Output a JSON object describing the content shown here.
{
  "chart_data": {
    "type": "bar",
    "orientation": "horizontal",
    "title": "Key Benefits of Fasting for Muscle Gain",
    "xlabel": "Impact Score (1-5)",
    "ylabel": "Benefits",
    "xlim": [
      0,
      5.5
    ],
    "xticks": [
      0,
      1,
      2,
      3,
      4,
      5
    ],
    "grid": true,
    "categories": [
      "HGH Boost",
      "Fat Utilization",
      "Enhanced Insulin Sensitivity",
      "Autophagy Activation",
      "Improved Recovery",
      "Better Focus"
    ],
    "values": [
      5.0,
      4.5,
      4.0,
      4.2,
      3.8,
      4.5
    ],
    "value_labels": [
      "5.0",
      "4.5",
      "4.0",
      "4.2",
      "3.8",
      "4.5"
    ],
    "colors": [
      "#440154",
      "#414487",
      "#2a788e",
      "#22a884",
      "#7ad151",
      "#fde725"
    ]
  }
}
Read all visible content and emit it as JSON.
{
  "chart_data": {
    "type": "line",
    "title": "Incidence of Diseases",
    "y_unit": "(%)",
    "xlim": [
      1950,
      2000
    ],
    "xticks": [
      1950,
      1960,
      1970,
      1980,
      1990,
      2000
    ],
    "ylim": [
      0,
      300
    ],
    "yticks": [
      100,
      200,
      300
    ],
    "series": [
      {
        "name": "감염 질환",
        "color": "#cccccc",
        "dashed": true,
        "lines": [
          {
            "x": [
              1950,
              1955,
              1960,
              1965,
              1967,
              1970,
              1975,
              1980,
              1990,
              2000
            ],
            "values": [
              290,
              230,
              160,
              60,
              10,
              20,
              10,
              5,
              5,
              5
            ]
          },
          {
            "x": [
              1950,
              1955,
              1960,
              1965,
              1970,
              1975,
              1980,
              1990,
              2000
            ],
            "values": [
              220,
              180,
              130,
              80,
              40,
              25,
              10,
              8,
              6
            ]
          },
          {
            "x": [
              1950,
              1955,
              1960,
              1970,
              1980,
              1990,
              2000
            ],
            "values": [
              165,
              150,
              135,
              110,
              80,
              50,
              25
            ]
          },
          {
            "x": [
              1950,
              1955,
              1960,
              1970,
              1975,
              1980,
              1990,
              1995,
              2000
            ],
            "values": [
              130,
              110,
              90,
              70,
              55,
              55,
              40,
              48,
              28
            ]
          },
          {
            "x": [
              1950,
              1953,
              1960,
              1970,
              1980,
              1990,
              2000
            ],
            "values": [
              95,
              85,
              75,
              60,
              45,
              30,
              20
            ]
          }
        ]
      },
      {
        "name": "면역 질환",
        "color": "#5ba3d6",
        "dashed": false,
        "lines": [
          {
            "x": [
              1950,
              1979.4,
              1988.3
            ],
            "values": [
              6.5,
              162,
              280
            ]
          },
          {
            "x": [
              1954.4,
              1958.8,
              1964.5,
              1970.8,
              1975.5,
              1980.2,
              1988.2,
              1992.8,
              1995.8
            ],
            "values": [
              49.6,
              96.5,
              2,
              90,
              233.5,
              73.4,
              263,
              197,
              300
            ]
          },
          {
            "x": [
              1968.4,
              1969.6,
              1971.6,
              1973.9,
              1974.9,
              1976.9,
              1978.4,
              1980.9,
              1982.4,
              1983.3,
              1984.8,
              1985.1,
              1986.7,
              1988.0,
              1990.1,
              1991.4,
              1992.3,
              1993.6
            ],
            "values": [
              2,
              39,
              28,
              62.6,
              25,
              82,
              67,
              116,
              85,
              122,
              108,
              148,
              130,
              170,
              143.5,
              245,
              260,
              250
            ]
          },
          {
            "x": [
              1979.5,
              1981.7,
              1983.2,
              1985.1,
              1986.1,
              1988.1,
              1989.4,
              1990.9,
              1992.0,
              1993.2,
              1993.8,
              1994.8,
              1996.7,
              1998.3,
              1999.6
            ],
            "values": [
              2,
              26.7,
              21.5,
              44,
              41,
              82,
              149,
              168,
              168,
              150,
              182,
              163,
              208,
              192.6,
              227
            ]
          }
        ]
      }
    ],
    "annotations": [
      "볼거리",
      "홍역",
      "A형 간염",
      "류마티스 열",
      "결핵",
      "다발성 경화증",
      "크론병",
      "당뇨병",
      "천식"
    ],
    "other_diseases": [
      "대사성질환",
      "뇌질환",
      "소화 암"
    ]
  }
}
^^^^
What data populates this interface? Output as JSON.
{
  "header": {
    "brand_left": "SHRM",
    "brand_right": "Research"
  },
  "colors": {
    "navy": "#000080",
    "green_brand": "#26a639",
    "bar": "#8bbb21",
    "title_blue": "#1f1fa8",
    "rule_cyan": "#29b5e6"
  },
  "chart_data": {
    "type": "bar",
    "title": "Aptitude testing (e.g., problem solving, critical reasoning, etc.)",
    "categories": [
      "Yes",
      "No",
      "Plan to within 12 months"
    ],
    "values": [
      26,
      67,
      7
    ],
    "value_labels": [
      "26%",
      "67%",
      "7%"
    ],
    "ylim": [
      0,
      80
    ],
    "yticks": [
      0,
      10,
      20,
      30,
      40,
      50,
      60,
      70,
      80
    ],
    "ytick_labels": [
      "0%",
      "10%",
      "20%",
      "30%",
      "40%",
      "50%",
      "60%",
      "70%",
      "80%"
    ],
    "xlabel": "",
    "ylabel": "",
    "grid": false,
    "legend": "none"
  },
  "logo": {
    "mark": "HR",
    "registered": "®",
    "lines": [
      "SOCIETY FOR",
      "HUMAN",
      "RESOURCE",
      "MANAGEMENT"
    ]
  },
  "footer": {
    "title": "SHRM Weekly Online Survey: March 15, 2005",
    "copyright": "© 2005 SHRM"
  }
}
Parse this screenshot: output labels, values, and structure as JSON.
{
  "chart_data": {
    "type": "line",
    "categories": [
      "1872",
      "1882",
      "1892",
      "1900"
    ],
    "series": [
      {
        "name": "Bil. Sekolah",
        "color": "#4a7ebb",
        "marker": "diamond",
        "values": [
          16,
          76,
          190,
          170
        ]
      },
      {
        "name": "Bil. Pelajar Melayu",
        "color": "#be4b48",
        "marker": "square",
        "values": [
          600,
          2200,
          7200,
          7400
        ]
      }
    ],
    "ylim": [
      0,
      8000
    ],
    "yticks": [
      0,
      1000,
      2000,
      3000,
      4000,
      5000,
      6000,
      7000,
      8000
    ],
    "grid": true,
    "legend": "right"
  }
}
^^^^
◆ **STATED TASK**
Determine the number of lines in the records that include the string "name", and respond with that number only.

◆ **THE REPLY**
4